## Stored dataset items

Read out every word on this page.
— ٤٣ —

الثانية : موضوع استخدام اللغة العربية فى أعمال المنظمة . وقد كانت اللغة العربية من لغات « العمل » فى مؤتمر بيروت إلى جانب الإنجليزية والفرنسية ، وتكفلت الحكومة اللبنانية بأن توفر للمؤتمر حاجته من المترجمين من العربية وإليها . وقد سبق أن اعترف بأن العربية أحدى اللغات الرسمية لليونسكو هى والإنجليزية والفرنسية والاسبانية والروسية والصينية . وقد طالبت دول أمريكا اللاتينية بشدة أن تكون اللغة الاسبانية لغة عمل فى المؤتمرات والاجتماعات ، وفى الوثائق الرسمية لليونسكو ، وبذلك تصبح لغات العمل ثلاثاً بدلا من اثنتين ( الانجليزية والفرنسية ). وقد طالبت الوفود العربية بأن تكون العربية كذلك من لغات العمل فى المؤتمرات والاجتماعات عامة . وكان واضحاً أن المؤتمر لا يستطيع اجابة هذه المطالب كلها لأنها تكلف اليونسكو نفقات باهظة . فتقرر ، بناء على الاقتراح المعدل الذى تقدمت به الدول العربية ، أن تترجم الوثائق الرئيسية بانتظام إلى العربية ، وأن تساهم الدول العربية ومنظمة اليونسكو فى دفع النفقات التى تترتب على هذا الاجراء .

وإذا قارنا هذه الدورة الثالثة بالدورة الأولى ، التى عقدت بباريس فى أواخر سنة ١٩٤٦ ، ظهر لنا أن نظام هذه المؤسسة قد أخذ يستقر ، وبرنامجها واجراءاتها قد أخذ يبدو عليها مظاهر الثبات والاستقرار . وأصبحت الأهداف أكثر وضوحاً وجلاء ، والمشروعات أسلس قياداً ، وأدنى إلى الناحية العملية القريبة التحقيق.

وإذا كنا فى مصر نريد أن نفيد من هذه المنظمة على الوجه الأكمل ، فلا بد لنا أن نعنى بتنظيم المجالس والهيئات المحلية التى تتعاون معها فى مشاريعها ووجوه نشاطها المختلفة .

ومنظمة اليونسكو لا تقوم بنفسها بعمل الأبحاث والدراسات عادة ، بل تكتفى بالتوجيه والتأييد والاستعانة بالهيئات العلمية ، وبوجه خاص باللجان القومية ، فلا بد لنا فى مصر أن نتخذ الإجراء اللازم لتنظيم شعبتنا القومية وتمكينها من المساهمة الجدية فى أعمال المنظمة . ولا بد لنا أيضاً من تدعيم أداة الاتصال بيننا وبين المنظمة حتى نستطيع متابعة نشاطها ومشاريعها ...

## The exercise
The records above are to be copied in full, exactly as written.

## Result for this exercise
Read out every word on this page.
— ٤٣ —

الثانية : موضوع استخدام اللغة العربية فى أعمال المنظمة . وقد كانت اللغة العربية من لغات « العمل » فى مؤتمر بيروت إلى جانب الإنجليزية والفرنسية ، وتكفلت الحكومة اللبنانية بأن توفر للمؤتمر حاجته من المترجمين من العربية وإليها . وقد سبق أن اعترف بأن العربية أحدى اللغات الرسمية لليونسكو هى والإنجليزية والفرنسية والاسبانية والروسية والصينية . وقد طالبت دول أمريكا اللاتينية بشدة أن تكون اللغة الاسبانية لغة عمل فى المؤتمرات والاجتماعات ، وفى الوثائق الرسمية لليونسكو ، وبذلك تصبح لغات العمل ثلاثاً بدلا من اثنتين ( الانجليزية والفرنسية ). وقد طالبت الوفود العربية بأن تكون العربية كذلك من لغات العمل فى المؤتمرات والاجتماعات عامة . وكان واضحاً أن المؤتمر لا يستطيع اجابة هذه المطالب كلها لأنها تكلف اليونسكو نفقات باهظة . فتقرر ، بناء على الاقتراح المعدل الذى تقدمت به الدول العربية ، أن تترجم الوثائق الرئيسية بانتظام إلى العربية ، وأن تساهم الدول العربية ومنظمة اليونسكو فى دفع النفقات التى تترتب على هذا الاجراء .

وإذا قارنا هذه الدورة الثالثة بالدورة الأولى ، التى عقدت بباريس فى أواخر سنة ١٩٤٦ ، ظهر لنا أن نظام هذه المؤسسة قد أخذ يستقر ، وبرنامجها واجراءاتها قد أخذ يبدو عليها مظاهر الثبات والاستقرار . وأصبحت الأهداف أكثر وضوحاً وجلاء ، والمشروعات أسلس قياداً ، وأدنى إلى الناحية العملية القريبة التحقيق.

وإذا كنا فى مصر نريد أن نفيد من هذه المنظمة على الوجه الأكمل ، فلا بد لنا أن نعنى بتنظيم المجالس والهيئات المحلية التى تتعاون معها فى مشاريعها ووجوه نشاطها المختلفة .

ومنظمة اليونسكو لا تقوم بنفسها بعمل الأبحاث والدراسات عادة ، بل تكتفى بالتوجيه والتأييد والاستعانة بالهيئات العلمية ، وبوجه خاص باللجان القومية ، فلا بد لنا فى مصر أن نتخذ الإجراء اللازم لتنظيم شعبتنا القومية وتمكينها من المساهمة الجدية فى أعمال المنظمة . ولا بد لنا أيضاً من تدعيم أداة الاتصال بيننا وبين المنظمة حتى نستطيع متابعة نشاطها ومشاريعها ...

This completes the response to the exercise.